Required task
Look through the records that follow. Copy every line containing the word "this".

Records to process
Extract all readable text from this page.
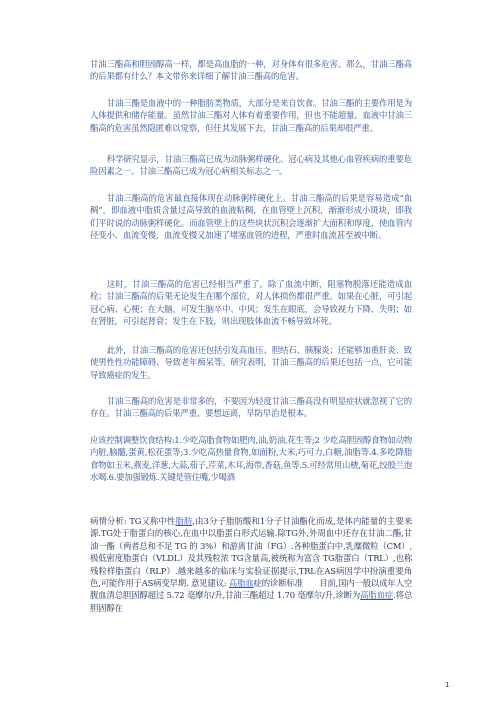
甘油三酯高和胆固醇高一样，都是高血脂的一种，对身体有很多危害。那么，甘油三酯高的后果都有什么？本文带你来详细了解甘油三酯高的危害。

甘油三酯是血液中的一种脂肪类物质，大部分是来自饮食。甘油三酯的主要作用是为人体提供和储存能量。虽然甘油三酯对人体有着重要作用，但也不能超量。血液中甘油三酯高的危害虽然隐匿难以觉察，但任其发展下去，甘油三酯高的后果却很严重。

科学研究显示，甘油三酯高已成为动脉粥样硬化、冠心病及其他心血管疾病的重要危险因素之一。甘油三酯高已成为冠心病相关标志之一。

甘油三酯高的危害最直接体现在动脉粥样硬化上。甘油三酯高的后果是容易造成“血稠”，即血液中脂质含量过高导致的血液粘稠，在血管壁上沉积，渐渐形成小斑块，即我们平时说的动脉粥样硬化。而血管壁上的这些块状沉积会逐渐扩大面积和厚度，使血管内径变小、血流变慢，血流变慢又加速了堵塞血管的进程，严重时血流甚至被中断。

这时，甘油三酯高的危害已经相当严重了。除了血流中断，阻塞物脱落还能造成血栓；甘油三酯高的后果无论发生在哪个部位，对人体损伤都很严重。如果在心脏，可引起冠心病、心梗；在大脑，可发生脑卒中、中风；发生在眼底，会导致视力下降、失明；如在肾脏，可引起肾衰；发生在下肢，则出现肢体血流不畅导致坏死。

此外，甘油三酯高的危害还包括引发高血压、胆结石、胰腺炎；还能够加重肝炎、致使男性性功能障碍、导致老年痴呆等。研究表明，甘油三酯高的后果还包括一点，它可能导致癌症的发生。

甘油三酯高的危害是非常多的，不要因为轻度甘油三酯高没有明显症状就忽视了它的存在。甘油三酯高的后果严重，要想远离，早防早治是根本。

应该控制调整饮食结构:1.少吃高脂食物如肥肉,油,奶油,花生等;2 少吃高胆固醇食物如动物内脏,脑髓,蛋黄,松花蛋等;3.少吃高热量食物,如面粉,大米,巧可力,白糖,油脂等.4.多吃降脂食物如玉米,燕麦,洋葱,大蒜,茄子,芹菜,木耳,海带,香菇,鱼等.5.可经常用山楂,菊花,绞股兰泡水喝.6.要加强锻炼.关键是管住嘴,少喝酒

病情分析: TG又称中性脂肪,由3分子脂肪酸和1分子甘油酯化而成,是体内能量的主要来源.TG处于脂蛋白的核心,在血中以脂蛋白形式运输.除TG外,外周血中还存在甘油二酯,甘油一酯（两者总和不足 TG 的 3%）和游离甘油（FG）.各种脂蛋白中,乳糜微粒（CM）,极低密度脂蛋白（VLDL）及其残粒浓 TG含量高,被统称为富含 TG脂蛋白（TRL）,也称残粒样脂蛋白（RLP）.越来越多的临床与实验证据提示,TRL在AS病因学中扮演重要角色,可能作用于AS病变早期. 意见建议: 高脂血症的诊断标准　　目前,国内一般以成年人空腹血清总胆固醇超过 5.72 毫摩尔/升,甘油三酯超过 1.70 毫摩尔/升,诊断为高脂血症.将总胆固醇在

1
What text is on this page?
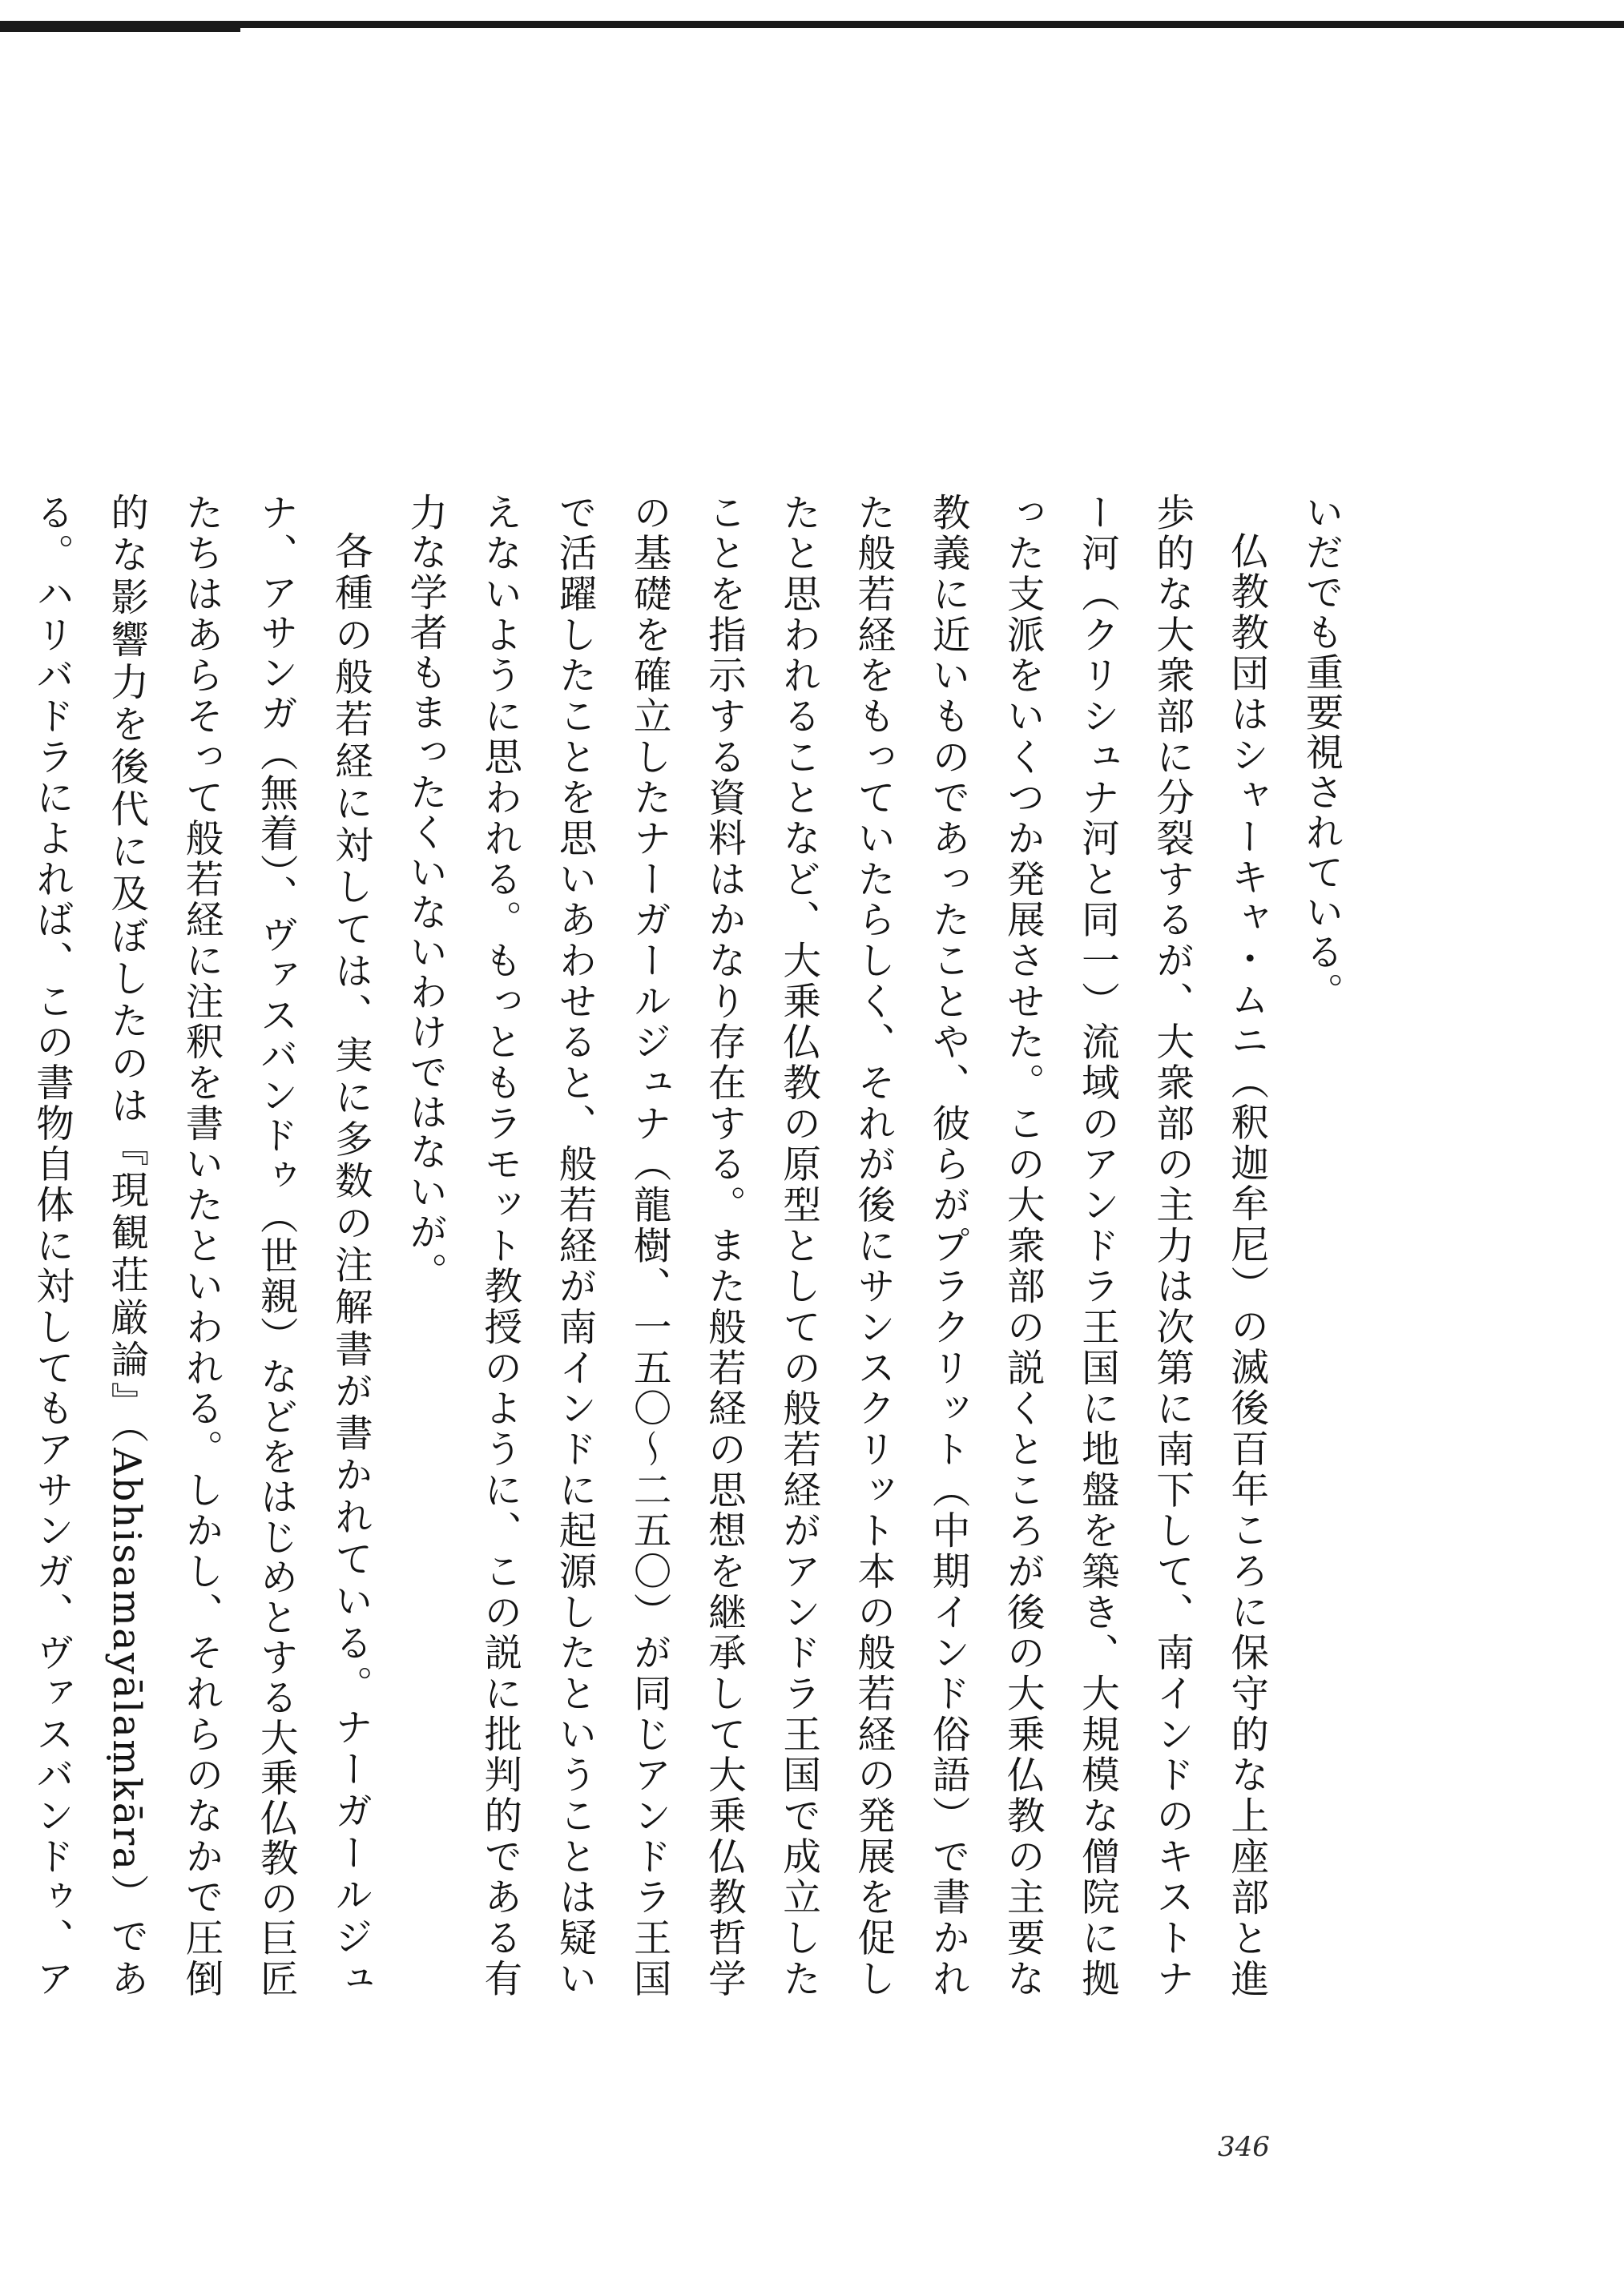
いだでも重要視されている。

仏教教団はシャーキャ・ムニ（釈迦牟尼）の滅後百年ころに保守的な上座部と進歩的な大衆部に分裂するが、大衆部の主力は次第に南下して、南インドのキストナー河（クリシュナ河と同一）流域のアンドラ王国に地盤を築き、大規模な僧院に拠った支派をいくつか発展させた。この大衆部の説くところが後の大乗仏教の主要な教義に近いものであったことや、彼らがプラクリット（中期インド俗語）で書かれた般若経をもっていたらしく、それが後にサンスクリット本の般若経の発展を促したと思われることなど、大乗仏教の原型としての般若経がアンドラ王国で成立したことを指示する資料はかなり存在する。また般若経の思想を継承して大乗仏教哲学の基礎を確立したナーガールジュナ（龍樹、一五〇〜二五〇）が同じアンドラ王国で活躍したことを思いあわせると、般若経が南インドに起源したということは疑いえないように思われる。もっともラモット教授のように、この説に批判的である有力な学者もまったくいないわけではないが。

各種の般若経に対しては、実に多数の注解書が書かれている。ナーガールジュナ、アサンガ（無着）、ヴァスバンドゥ（世親）などをはじめとする大乗仏教の巨匠たちはあらそって般若経に注釈を書いたといわれる。しかし、それらのなかで圧倒的な影響力を後代に及ぼしたのは『現観荘厳論』（Abhisamayālaṃkāra）である。ハリバドラによれば、この書物自体に対してもアサンガ、ヴァスバンドゥ、ア

346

Task answer
Extract all readable text from this page.
What text is on this page?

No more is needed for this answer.